** Begin **

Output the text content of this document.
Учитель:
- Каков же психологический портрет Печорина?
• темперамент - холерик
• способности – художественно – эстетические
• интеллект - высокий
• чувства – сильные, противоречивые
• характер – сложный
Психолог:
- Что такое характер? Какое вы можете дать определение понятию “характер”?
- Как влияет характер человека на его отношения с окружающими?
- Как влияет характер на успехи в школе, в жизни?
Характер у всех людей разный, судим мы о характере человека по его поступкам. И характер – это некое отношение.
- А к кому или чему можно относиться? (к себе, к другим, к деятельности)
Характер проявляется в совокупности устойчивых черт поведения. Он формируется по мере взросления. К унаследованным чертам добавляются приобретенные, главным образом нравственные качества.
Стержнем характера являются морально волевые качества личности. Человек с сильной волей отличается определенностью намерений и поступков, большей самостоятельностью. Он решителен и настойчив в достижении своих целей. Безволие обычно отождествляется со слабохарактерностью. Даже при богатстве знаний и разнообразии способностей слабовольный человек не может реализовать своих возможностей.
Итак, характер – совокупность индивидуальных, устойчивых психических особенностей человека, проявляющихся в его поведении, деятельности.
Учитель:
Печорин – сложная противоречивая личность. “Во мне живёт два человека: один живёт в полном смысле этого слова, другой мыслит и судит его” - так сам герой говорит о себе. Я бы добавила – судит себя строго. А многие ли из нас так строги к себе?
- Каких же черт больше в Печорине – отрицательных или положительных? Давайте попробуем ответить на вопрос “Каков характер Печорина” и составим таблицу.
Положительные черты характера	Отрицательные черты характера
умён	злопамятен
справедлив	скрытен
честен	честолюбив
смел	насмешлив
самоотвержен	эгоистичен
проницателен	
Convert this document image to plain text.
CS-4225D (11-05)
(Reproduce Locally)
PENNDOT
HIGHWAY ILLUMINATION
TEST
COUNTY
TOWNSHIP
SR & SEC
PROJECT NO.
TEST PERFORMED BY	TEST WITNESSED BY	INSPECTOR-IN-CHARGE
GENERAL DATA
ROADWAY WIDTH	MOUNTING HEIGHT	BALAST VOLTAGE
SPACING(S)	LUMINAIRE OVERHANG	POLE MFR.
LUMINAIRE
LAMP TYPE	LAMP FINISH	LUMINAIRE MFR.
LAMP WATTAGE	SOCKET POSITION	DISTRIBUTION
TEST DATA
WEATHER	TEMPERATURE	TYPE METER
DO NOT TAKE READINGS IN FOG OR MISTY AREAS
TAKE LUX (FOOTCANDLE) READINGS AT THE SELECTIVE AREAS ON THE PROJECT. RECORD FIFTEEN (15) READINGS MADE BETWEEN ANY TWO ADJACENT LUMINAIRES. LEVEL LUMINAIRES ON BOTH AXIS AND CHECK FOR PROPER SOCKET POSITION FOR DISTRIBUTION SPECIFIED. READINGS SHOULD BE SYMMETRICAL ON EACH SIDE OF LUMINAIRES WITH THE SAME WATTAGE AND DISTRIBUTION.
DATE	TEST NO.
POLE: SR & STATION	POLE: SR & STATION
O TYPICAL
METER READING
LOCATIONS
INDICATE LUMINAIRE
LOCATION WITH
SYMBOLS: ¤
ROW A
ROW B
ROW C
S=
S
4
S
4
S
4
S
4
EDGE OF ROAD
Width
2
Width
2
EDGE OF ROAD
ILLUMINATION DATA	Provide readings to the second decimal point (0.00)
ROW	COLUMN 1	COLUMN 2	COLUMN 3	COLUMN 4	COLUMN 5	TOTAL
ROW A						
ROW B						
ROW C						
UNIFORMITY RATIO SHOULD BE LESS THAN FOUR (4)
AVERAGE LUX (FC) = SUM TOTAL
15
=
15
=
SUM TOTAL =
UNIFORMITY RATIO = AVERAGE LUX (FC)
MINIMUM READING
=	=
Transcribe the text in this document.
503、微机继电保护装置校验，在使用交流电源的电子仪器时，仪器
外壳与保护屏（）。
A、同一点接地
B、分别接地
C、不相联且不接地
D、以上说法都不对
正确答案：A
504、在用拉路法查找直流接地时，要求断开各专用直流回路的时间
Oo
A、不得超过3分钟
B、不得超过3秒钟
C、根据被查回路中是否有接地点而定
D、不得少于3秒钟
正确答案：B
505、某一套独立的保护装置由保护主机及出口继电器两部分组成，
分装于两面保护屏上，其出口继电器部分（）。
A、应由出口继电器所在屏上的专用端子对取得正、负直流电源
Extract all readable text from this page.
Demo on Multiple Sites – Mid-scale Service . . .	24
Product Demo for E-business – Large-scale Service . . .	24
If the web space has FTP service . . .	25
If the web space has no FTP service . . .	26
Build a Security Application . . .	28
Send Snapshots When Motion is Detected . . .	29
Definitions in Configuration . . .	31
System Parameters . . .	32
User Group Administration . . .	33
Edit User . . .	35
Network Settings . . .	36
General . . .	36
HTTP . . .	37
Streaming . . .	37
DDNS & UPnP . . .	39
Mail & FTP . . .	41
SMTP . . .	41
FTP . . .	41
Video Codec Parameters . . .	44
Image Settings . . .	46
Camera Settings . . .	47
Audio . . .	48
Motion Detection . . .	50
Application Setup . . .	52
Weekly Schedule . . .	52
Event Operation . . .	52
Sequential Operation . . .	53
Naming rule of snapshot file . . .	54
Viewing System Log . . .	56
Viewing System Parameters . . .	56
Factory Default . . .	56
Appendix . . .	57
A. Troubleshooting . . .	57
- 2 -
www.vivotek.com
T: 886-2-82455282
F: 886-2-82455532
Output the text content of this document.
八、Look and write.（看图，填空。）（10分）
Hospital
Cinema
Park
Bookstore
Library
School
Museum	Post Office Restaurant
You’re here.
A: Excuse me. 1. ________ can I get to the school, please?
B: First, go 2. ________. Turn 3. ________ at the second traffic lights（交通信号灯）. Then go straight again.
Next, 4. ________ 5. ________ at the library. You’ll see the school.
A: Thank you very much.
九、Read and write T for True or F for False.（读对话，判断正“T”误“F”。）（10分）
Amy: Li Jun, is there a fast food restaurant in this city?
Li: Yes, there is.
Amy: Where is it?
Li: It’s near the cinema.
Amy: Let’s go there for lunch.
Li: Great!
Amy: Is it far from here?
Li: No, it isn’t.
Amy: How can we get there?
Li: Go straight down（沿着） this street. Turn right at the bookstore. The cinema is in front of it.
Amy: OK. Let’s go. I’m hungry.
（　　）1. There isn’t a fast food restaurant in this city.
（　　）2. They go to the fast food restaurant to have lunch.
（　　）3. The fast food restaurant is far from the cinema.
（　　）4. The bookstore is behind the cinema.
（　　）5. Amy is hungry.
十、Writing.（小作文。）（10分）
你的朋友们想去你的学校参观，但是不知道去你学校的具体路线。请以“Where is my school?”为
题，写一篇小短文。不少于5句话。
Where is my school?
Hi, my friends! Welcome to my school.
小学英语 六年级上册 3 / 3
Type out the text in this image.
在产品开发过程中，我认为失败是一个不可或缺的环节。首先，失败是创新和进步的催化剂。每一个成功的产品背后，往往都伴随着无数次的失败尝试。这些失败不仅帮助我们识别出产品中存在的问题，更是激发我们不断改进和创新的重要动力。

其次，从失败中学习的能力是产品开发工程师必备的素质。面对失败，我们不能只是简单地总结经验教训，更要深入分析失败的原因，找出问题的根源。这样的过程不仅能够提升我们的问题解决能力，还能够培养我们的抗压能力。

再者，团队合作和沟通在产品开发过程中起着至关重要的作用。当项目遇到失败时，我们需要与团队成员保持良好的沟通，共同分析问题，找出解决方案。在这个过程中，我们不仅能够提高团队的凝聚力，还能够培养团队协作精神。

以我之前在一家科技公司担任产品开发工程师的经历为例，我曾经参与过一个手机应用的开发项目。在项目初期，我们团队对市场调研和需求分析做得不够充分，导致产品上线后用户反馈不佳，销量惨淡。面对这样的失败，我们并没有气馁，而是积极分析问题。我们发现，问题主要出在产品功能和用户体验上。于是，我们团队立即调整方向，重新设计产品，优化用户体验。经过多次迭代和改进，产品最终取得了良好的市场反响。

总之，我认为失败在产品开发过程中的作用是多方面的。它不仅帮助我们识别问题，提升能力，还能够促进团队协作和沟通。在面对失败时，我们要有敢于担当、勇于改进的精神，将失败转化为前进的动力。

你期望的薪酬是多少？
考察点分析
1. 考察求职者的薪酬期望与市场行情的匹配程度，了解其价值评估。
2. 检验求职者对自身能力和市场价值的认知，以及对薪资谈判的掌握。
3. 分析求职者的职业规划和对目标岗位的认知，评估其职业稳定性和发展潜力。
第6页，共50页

** End **

### WHAT TO WORK ON
Go through the lines above. Select every one that has the string "Application".

### RESULT OF THE TASK
Build a Security Application . . .	28
Application Setup . . .	52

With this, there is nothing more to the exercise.